Source records:
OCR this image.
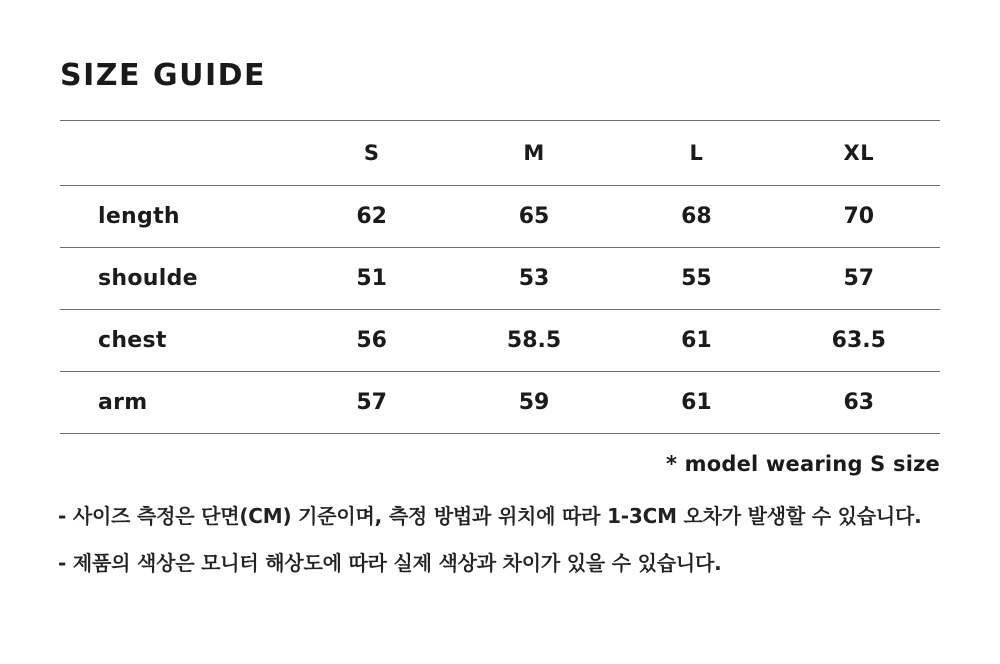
SIZE GUIDE
	S	M	L	XL
length	62	65	68	70
shoulde	51	53	55	57
chest	56	58.5	61	63.5
arm	57	59	61	63
* model wearing S size
- 사이즈 측정은 단면(CM) 기준이며, 측정 방법과 위치에 따라 1-3CM 오차가 발생할 수 있습니다.
- 제품의 색상은 모니터 해상도에 따라 실제 색상과 차이가 있을 수 있습니다.
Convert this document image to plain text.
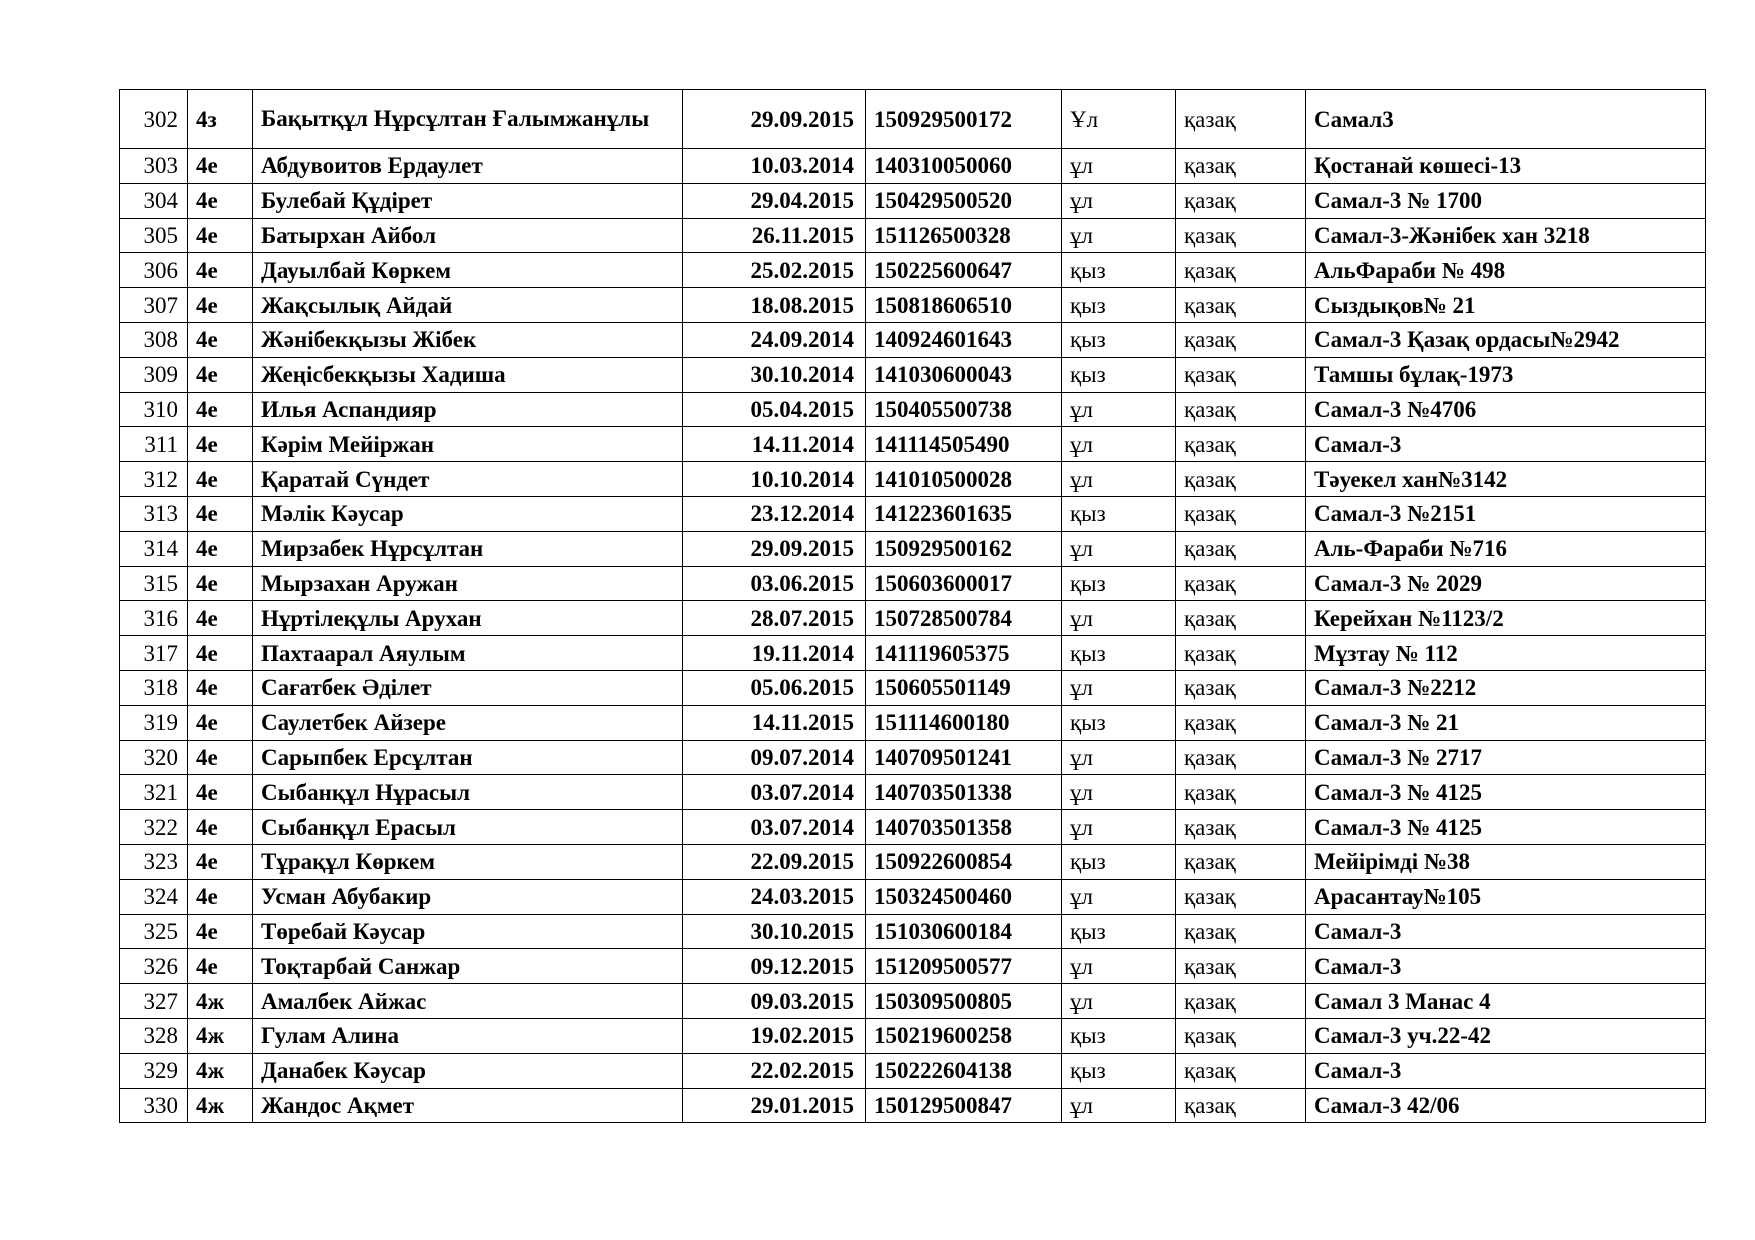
302	4з	Бақытқұл Нұрсұлтан Ғалымжанұлы	29.09.2015	150929500172	Ұл	қазақ	Самал3
303	4е	Абдувоитов Ердаулет	10.03.2014	140310050060	ұл	қазақ	Қостанай көшесі-13
304	4е	Булебай Құдірет	29.04.2015	150429500520	ұл	қазақ	Самал-3 № 1700
305	4е	Батырхан Айбол	26.11.2015	151126500328	ұл	қазақ	Самал-3-Жәнібек хан 3218
306	4е	Дауылбай Көркем	25.02.2015	150225600647	қыз	қазақ	АльФараби № 498
307	4е	Жақсылық Айдай	18.08.2015	150818606510	қыз	қазақ	Сыздықов№ 21
308	4е	Жәнібекқызы Жібек	24.09.2014	140924601643	қыз	қазақ	Самал-3 Қазақ ордасы№2942
309	4е	Жеңісбекқызы Хадиша	30.10.2014	141030600043	қыз	қазақ	Тамшы бұлақ-1973
310	4е	Илья Аспандияр	05.04.2015	150405500738	ұл	қазақ	Самал-3 №4706
311	4е	Кәрім Мейіржан	14.11.2014	141114505490	ұл	қазақ	Самал-3
312	4е	Қаратай Сүндет	10.10.2014	141010500028	ұл	қазақ	Тәуекел хан№3142
313	4е	Мәлік Кәусар	23.12.2014	141223601635	қыз	қазақ	Самал-3 №2151
314	4е	Мирзабек Нұрсұлтан	29.09.2015	150929500162	ұл	қазақ	Аль-Фараби №716
315	4е	Мырзахан Аружан	03.06.2015	150603600017	қыз	қазақ	Самал-3 № 2029
316	4е	Нұртілеқұлы Арухан	28.07.2015	150728500784	ұл	қазақ	Керейхан №1123/2
317	4е	Пахтаарал Аяулым	19.11.2014	141119605375	қыз	қазақ	Мұзтау № 112
318	4е	Сағатбек Әділет	05.06.2015	150605501149	ұл	қазақ	Самал-3 №2212
319	4е	Саулетбек Айзере	14.11.2015	151114600180	қыз	қазақ	Самал-3 № 21
320	4е	Сарыпбек Ерсұлтан	09.07.2014	140709501241	ұл	қазақ	Самал-3 № 2717
321	4е	Сыбанқұл Нұрасыл	03.07.2014	140703501338	ұл	қазақ	Самал-3 № 4125
322	4е	Сыбанқұл Ерасыл	03.07.2014	140703501358	ұл	қазақ	Самал-3 № 4125
323	4е	Тұрақұл Көркем	22.09.2015	150922600854	қыз	қазақ	Мейірімді №38
324	4е	Усман Абубакир	24.03.2015	150324500460	ұл	қазақ	Арасантау№105
325	4е	Төребай Кәусар	30.10.2015	151030600184	қыз	қазақ	Самал-3
326	4е	Тоқтарбай Санжар	09.12.2015	151209500577	ұл	қазақ	Самал-3
327	4ж	Амалбек Айжас	09.03.2015	150309500805	ұл	қазақ	Самал 3 Манас 4
328	4ж	Гулам Алина	19.02.2015	150219600258	қыз	қазақ	Самал-3 уч.22-42
329	4ж	Данабек Кәусар	22.02.2015	150222604138	қыз	қазақ	Самал-3
330	4ж	Жандос Ақмет	29.01.2015	150129500847	ұл	қазақ	Самал-3 42/06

Instructions for the task:
Filter out every line that lacks the word "있습니다", and copy the rest.

Full response:
- 사이즈 측정은 단면(CM) 기준이며, 측정 방법과 위치에 따라 1-3CM 오차가 발생할 수 있습니다.
- 제품의 색상은 모니터 해상도에 따라 실제 색상과 차이가 있을 수 있습니다.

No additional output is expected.